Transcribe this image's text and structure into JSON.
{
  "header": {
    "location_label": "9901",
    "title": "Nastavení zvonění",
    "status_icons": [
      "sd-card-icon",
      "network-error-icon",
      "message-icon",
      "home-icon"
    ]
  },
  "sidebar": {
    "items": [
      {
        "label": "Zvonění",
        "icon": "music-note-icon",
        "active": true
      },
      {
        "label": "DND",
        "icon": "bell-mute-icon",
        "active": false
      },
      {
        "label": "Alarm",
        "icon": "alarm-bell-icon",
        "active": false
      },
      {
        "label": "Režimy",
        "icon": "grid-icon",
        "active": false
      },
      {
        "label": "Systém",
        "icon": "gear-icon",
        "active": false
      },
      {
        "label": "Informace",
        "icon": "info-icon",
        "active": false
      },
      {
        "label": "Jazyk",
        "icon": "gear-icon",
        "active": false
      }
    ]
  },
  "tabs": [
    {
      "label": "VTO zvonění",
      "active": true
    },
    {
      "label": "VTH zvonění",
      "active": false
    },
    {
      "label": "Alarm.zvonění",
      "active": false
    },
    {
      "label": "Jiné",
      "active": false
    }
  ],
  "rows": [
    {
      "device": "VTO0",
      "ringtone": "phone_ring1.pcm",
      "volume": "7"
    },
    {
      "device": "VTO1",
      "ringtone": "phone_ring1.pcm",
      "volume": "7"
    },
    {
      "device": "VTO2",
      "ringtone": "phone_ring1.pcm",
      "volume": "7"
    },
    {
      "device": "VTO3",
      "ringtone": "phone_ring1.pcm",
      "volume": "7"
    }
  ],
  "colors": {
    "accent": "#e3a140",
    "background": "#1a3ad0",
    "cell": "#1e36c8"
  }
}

| EXERCISE DETAILS |
Copy all the entries verbatim.

| WRITTEN ANSWER |
Transcribe this image's text and structure into JSON.
{
  "header": {
    "location_label": "9901",
    "title": "Nastavení zvonění",
    "status_icons": [
      "sd-card-icon",
      "network-error-icon",
      "message-icon",
      "home-icon"
    ]
  },
  "sidebar": {
    "items": [
      {
        "label": "Zvonění",
        "icon": "music-note-icon",
        "active": true
      },
      {
        "label": "DND",
        "icon": "bell-mute-icon",
        "active": false
      },
      {
        "label": "Alarm",
        "icon": "alarm-bell-icon",
        "active": false
      },
      {
        "label": "Režimy",
        "icon": "grid-icon",
        "active": false
      },
      {
        "label": "Systém",
        "icon": "gear-icon",
        "active": false
      },
      {
        "label": "Informace",
        "icon": "info-icon",
        "active": false
      },
      {
        "label": "Jazyk",
        "icon": "gear-icon",
        "active": false
      }
    ]
  },
  "tabs": [
    {
      "label": "VTO zvonění",
      "active": true
    },
    {
      "label": "VTH zvonění",
      "active": false
    },
    {
      "label": "Alarm.zvonění",
      "active": false
    },
    {
      "label": "Jiné",
      "active": false
    }
  ],
  "rows": [
    {
      "device": "VTO0",
      "ringtone": "phone_ring1.pcm",
      "volume": "7"
    },
    {
      "device": "VTO1",
      "ringtone": "phone_ring1.pcm",
      "volume": "7"
    },
    {
      "device": "VTO2",
      "ringtone": "phone_ring1.pcm",
      "volume": "7"
    },
    {
      "device": "VTO3",
      "ringtone": "phone_ring1.pcm",
      "volume": "7"
    }
  ],
  "colors": {
    "accent": "#e3a140",
    "background": "#1a3ad0",
    "cell": "#1e36c8"
  }
}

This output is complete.